(EXERCISE REQUIREMENTS):
Set each entry down verbatim, omitting images.

[Saved entries]
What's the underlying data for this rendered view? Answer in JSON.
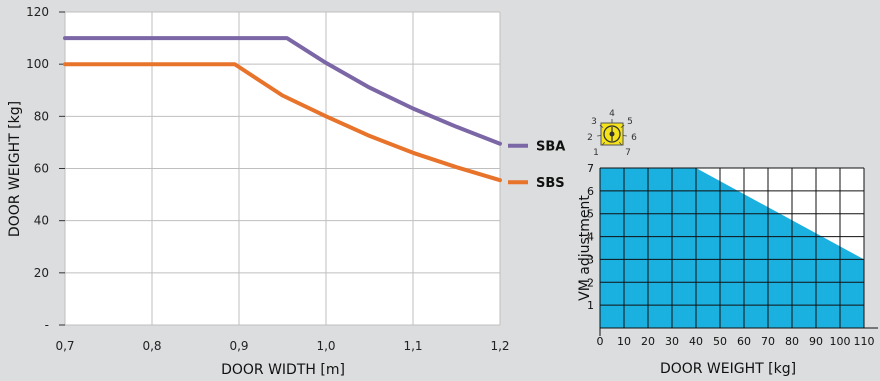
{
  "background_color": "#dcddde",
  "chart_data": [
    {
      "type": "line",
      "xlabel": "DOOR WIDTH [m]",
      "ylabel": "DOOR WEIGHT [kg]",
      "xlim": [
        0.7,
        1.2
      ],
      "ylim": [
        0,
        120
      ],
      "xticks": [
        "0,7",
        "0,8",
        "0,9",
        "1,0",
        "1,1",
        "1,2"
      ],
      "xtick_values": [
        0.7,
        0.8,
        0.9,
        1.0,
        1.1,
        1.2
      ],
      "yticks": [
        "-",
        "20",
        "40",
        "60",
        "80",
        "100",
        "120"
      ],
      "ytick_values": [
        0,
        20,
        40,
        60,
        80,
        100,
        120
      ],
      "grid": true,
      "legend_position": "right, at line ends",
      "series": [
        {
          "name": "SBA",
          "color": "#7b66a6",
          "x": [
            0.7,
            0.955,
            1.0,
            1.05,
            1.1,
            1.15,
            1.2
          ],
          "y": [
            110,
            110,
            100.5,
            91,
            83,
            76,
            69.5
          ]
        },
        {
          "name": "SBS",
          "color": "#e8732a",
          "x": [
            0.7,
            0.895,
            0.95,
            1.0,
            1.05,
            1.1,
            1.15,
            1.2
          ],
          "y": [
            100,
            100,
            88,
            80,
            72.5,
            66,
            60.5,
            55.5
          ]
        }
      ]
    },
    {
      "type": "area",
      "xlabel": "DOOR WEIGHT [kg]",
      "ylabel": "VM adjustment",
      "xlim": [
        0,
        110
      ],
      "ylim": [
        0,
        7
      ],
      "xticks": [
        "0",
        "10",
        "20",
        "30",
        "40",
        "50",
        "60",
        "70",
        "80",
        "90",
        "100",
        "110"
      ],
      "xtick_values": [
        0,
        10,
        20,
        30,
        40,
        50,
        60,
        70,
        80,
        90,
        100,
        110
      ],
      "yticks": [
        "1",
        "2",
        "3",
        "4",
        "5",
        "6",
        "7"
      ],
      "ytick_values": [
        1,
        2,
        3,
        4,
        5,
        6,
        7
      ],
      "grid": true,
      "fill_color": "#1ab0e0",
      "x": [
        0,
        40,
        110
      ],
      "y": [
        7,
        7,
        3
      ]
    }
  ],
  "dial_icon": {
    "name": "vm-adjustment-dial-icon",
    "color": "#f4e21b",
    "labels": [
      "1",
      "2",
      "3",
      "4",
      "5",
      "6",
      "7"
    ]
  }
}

(OUTPUT FOR THIS TASK):
What's the underlying data for this rendered view? Answer in JSON.
{
  "background_color": "#dcddde",
  "chart_data": [
    {
      "type": "line",
      "xlabel": "DOOR WIDTH [m]",
      "ylabel": "DOOR WEIGHT [kg]",
      "xlim": [
        0.7,
        1.2
      ],
      "ylim": [
        0,
        120
      ],
      "xticks": [
        "0,7",
        "0,8",
        "0,9",
        "1,0",
        "1,1",
        "1,2"
      ],
      "xtick_values": [
        0.7,
        0.8,
        0.9,
        1.0,
        1.1,
        1.2
      ],
      "yticks": [
        "-",
        "20",
        "40",
        "60",
        "80",
        "100",
        "120"
      ],
      "ytick_values": [
        0,
        20,
        40,
        60,
        80,
        100,
        120
      ],
      "grid": true,
      "legend_position": "right, at line ends",
      "series": [
        {
          "name": "SBA",
          "color": "#7b66a6",
          "x": [
            0.7,
            0.955,
            1.0,
            1.05,
            1.1,
            1.15,
            1.2
          ],
          "y": [
            110,
            110,
            100.5,
            91,
            83,
            76,
            69.5
          ]
        },
        {
          "name": "SBS",
          "color": "#e8732a",
          "x": [
            0.7,
            0.895,
            0.95,
            1.0,
            1.05,
            1.1,
            1.15,
            1.2
          ],
          "y": [
            100,
            100,
            88,
            80,
            72.5,
            66,
            60.5,
            55.5
          ]
        }
      ]
    },
    {
      "type": "area",
      "xlabel": "DOOR WEIGHT [kg]",
      "ylabel": "VM adjustment",
      "xlim": [
        0,
        110
      ],
      "ylim": [
        0,
        7
      ],
      "xticks": [
        "0",
        "10",
        "20",
        "30",
        "40",
        "50",
        "60",
        "70",
        "80",
        "90",
        "100",
        "110"
      ],
      "xtick_values": [
        0,
        10,
        20,
        30,
        40,
        50,
        60,
        70,
        80,
        90,
        100,
        110
      ],
      "yticks": [
        "1",
        "2",
        "3",
        "4",
        "5",
        "6",
        "7"
      ],
      "ytick_values": [
        1,
        2,
        3,
        4,
        5,
        6,
        7
      ],
      "grid": true,
      "fill_color": "#1ab0e0",
      "x": [
        0,
        40,
        110
      ],
      "y": [
        7,
        7,
        3
      ]
    }
  ],
  "dial_icon": {
    "name": "vm-adjustment-dial-icon",
    "color": "#f4e21b",
    "labels": [
      "1",
      "2",
      "3",
      "4",
      "5",
      "6",
      "7"
    ]
  }
}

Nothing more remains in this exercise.